> ABOUT THIS EXERCISE: Every record that follows should be written out again without any change.

__________

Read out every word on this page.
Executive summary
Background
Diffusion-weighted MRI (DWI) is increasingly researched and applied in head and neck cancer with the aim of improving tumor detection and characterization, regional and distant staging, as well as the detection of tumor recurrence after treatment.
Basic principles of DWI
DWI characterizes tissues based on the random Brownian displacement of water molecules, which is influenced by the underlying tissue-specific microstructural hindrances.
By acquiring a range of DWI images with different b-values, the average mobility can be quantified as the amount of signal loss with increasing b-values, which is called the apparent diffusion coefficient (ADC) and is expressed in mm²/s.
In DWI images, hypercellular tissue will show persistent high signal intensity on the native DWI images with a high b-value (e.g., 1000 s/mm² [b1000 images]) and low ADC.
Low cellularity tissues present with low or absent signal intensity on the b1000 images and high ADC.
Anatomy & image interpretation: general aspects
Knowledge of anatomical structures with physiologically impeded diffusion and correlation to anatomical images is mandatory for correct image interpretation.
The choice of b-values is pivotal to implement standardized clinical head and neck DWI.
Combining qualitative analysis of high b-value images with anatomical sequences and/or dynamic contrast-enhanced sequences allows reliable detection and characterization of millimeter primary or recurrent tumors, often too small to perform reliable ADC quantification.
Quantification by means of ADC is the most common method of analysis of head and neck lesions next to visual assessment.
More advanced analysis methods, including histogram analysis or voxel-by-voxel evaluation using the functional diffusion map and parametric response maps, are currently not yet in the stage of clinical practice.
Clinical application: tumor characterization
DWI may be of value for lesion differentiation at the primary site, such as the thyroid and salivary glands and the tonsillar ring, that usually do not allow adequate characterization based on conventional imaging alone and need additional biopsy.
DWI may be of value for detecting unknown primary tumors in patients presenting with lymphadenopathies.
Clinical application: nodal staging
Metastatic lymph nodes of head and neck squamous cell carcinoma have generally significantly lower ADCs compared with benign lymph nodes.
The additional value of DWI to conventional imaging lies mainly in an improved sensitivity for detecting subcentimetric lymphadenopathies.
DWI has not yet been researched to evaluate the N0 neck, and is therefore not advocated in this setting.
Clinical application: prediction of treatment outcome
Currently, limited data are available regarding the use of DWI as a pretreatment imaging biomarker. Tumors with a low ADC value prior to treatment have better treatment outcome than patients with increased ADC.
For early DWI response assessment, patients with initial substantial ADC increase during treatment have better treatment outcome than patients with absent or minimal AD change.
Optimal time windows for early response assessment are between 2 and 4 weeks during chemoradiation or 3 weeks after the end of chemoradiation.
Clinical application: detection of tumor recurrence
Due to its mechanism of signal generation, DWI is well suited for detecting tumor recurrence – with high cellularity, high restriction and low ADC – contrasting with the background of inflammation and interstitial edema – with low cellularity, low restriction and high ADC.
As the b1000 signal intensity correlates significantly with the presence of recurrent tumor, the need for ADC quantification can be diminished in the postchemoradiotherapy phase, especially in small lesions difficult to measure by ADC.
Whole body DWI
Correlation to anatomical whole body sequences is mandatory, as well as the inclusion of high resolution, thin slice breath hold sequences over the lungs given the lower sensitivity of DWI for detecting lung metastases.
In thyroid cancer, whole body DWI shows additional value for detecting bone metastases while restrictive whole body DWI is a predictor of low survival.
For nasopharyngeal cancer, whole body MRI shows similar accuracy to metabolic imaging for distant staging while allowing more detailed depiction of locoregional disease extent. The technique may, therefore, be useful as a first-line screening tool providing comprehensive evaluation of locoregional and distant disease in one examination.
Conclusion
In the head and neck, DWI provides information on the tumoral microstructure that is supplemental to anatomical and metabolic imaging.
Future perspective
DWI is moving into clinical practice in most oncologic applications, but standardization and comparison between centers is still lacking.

__________

> SOLVED PROBLEM:
Read out every word on this page.
Executive summary
Background
Diffusion-weighted MRI (DWI) is increasingly researched and applied in head and neck cancer with the aim of improving tumor detection and characterization, regional and distant staging, as well as the detection of tumor recurrence after treatment.
Basic principles of DWI
DWI characterizes tissues based on the random Brownian displacement of water molecules, which is influenced by the underlying tissue-specific microstructural hindrances.
By acquiring a range of DWI images with different b-values, the average mobility can be quantified as the amount of signal loss with increasing b-values, which is called the apparent diffusion coefficient (ADC) and is expressed in mm²/s.
In DWI images, hypercellular tissue will show persistent high signal intensity on the native DWI images with a high b-value (e.g., 1000 s/mm² [b1000 images]) and low ADC.
Low cellularity tissues present with low or absent signal intensity on the b1000 images and high ADC.
Anatomy & image interpretation: general aspects
Knowledge of anatomical structures with physiologically impeded diffusion and correlation to anatomical images is mandatory for correct image interpretation.
The choice of b-values is pivotal to implement standardized clinical head and neck DWI.
Combining qualitative analysis of high b-value images with anatomical sequences and/or dynamic contrast-enhanced sequences allows reliable detection and characterization of millimeter primary or recurrent tumors, often too small to perform reliable ADC quantification.
Quantification by means of ADC is the most common method of analysis of head and neck lesions next to visual assessment.
More advanced analysis methods, including histogram analysis or voxel-by-voxel evaluation using the functional diffusion map and parametric response maps, are currently not yet in the stage of clinical practice.
Clinical application: tumor characterization
DWI may be of value for lesion differentiation at the primary site, such as the thyroid and salivary glands and the tonsillar ring, that usually do not allow adequate characterization based on conventional imaging alone and need additional biopsy.
DWI may be of value for detecting unknown primary tumors in patients presenting with lymphadenopathies.
Clinical application: nodal staging
Metastatic lymph nodes of head and neck squamous cell carcinoma have generally significantly lower ADCs compared with benign lymph nodes.
The additional value of DWI to conventional imaging lies mainly in an improved sensitivity for detecting subcentimetric lymphadenopathies.
DWI has not yet been researched to evaluate the N0 neck, and is therefore not advocated in this setting.
Clinical application: prediction of treatment outcome
Currently, limited data are available regarding the use of DWI as a pretreatment imaging biomarker. Tumors with a low ADC value prior to treatment have better treatment outcome than patients with increased ADC.
For early DWI response assessment, patients with initial substantial ADC increase during treatment have better treatment outcome than patients with absent or minimal AD change.
Optimal time windows for early response assessment are between 2 and 4 weeks during chemoradiation or 3 weeks after the end of chemoradiation.
Clinical application: detection of tumor recurrence
Due to its mechanism of signal generation, DWI is well suited for detecting tumor recurrence – with high cellularity, high restriction and low ADC – contrasting with the background of inflammation and interstitial edema – with low cellularity, low restriction and high ADC.
As the b1000 signal intensity correlates significantly with the presence of recurrent tumor, the need for ADC quantification can be diminished in the postchemoradiotherapy phase, especially in small lesions difficult to measure by ADC.
Whole body DWI
Correlation to anatomical whole body sequences is mandatory, as well as the inclusion of high resolution, thin slice breath hold sequences over the lungs given the lower sensitivity of DWI for detecting lung metastases.
In thyroid cancer, whole body DWI shows additional value for detecting bone metastases while restrictive whole body DWI is a predictor of low survival.
For nasopharyngeal cancer, whole body MRI shows similar accuracy to metabolic imaging for distant staging while allowing more detailed depiction of locoregional disease extent. The technique may, therefore, be useful as a first-line screening tool providing comprehensive evaluation of locoregional and distant disease in one examination.
Conclusion
In the head and neck, DWI provides information on the tumoral microstructure that is supplemental to anatomical and metabolic imaging.
Future perspective
DWI is moving into clinical practice in most oncologic applications, but standardization and comparison between centers is still lacking.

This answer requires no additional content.